Exercise aim: Go through the entries below and collect each line with the string "name" in it.

#### Record excerpts

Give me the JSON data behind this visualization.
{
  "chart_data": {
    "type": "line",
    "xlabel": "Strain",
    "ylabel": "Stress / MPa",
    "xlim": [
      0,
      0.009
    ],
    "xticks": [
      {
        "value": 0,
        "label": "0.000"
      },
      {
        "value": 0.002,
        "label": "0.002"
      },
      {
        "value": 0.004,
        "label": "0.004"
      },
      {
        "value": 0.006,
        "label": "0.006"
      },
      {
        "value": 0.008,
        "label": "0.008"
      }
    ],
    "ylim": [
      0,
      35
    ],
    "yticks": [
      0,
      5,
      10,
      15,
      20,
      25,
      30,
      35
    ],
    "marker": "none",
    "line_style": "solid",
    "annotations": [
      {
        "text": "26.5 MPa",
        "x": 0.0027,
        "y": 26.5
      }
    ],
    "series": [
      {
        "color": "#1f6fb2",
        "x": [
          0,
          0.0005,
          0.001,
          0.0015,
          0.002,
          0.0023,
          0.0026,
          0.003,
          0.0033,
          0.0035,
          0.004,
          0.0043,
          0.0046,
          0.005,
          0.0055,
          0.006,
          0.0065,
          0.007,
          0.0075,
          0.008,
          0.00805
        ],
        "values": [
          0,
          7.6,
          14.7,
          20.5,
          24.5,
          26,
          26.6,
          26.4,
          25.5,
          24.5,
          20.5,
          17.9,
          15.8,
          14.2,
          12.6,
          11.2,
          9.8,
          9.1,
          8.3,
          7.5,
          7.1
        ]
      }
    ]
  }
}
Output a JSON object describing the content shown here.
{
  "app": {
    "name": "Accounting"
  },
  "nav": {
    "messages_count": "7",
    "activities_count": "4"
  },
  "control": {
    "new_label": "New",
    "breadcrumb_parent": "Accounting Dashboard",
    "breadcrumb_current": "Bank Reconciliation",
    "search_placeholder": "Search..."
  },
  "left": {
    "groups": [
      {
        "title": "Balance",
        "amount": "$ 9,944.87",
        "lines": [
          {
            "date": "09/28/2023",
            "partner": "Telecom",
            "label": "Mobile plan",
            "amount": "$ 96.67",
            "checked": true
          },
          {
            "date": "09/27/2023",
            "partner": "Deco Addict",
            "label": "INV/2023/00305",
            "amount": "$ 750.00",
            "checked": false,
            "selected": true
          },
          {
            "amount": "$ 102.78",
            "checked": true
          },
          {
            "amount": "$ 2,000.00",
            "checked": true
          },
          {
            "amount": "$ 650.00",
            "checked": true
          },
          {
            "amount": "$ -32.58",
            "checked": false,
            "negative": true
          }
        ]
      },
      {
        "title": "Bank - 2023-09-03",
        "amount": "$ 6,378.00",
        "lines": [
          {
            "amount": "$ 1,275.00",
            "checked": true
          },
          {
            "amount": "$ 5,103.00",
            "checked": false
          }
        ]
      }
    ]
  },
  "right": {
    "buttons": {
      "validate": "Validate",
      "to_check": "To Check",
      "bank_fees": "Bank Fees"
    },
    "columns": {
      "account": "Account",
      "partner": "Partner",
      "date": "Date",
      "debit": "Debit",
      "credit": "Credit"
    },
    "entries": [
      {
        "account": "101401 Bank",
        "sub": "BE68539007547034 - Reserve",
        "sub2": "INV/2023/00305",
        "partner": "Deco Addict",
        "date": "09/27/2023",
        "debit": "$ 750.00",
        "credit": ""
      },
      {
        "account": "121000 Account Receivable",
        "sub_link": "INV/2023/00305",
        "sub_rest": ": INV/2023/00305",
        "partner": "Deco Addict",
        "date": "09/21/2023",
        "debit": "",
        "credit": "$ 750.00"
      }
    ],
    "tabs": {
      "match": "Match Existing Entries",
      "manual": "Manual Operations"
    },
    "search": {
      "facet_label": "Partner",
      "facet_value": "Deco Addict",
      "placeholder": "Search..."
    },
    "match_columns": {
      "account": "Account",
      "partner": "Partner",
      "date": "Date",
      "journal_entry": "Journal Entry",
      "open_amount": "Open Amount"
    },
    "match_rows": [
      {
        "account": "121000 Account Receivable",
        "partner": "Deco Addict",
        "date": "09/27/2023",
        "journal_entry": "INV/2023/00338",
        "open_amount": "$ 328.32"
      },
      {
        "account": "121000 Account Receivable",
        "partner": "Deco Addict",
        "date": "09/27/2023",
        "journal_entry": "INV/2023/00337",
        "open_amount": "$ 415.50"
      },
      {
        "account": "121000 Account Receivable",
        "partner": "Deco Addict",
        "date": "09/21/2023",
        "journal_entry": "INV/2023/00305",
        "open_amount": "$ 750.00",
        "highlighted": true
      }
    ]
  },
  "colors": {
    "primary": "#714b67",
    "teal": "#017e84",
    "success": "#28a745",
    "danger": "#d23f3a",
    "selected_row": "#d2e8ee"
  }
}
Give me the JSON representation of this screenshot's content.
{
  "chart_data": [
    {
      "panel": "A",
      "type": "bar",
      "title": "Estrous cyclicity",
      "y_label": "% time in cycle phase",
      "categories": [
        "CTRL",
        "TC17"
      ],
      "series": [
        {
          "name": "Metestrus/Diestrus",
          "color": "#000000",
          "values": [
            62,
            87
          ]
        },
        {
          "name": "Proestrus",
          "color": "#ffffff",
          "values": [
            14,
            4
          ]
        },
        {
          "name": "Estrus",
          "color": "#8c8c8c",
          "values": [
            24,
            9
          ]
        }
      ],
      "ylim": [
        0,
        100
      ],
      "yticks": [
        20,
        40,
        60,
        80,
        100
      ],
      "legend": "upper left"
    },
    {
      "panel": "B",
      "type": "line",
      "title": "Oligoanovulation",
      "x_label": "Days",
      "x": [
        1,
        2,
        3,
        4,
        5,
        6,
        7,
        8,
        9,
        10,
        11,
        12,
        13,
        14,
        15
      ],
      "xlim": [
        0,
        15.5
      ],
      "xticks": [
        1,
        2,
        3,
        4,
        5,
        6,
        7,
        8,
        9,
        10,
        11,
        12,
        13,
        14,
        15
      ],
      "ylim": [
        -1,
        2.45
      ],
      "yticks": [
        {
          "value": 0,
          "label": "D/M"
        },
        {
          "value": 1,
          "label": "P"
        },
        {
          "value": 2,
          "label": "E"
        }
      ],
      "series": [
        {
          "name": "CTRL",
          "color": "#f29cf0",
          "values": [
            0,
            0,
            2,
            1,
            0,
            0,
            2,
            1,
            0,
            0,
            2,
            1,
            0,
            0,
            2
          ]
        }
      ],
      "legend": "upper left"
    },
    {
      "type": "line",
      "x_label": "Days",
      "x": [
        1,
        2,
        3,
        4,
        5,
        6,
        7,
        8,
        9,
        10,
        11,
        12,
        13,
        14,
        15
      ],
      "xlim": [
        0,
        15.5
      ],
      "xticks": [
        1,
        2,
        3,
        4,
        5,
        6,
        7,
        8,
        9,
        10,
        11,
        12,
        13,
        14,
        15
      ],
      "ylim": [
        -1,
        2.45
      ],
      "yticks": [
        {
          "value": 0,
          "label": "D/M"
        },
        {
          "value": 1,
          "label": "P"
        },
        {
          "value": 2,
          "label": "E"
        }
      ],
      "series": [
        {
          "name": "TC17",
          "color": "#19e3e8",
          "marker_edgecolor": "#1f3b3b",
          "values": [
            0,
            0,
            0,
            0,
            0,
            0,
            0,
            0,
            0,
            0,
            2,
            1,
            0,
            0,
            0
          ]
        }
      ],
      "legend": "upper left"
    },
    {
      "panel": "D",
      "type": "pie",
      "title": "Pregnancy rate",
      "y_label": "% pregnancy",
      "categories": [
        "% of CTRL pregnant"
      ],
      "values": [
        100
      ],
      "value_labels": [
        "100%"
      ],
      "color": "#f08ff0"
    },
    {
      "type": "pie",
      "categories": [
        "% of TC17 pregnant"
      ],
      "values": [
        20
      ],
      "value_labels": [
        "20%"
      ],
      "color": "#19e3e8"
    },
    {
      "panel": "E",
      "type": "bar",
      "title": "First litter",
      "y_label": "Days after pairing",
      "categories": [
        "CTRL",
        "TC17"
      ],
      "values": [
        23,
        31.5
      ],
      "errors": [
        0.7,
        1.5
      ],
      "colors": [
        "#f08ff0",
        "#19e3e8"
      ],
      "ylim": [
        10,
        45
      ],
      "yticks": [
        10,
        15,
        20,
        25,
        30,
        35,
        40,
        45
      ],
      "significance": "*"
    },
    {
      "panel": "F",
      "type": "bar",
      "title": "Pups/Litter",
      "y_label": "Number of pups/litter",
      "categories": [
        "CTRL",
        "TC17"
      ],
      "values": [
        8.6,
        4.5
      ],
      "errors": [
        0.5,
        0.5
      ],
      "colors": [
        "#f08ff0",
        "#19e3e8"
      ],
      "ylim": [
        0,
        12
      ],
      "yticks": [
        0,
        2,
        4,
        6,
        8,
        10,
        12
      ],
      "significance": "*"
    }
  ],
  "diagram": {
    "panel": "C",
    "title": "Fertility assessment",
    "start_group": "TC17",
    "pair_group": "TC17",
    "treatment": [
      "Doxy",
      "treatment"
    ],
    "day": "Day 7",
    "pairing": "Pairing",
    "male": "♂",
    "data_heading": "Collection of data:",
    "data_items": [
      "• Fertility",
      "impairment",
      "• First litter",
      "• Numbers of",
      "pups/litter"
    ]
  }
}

########

Full response:
    "name": "Accounting"
          "name": "Metestrus/Diestrus",
          "name": "Proestrus",
          "name": "Estrus",
          "name": "CTRL",
          "name": "TC17",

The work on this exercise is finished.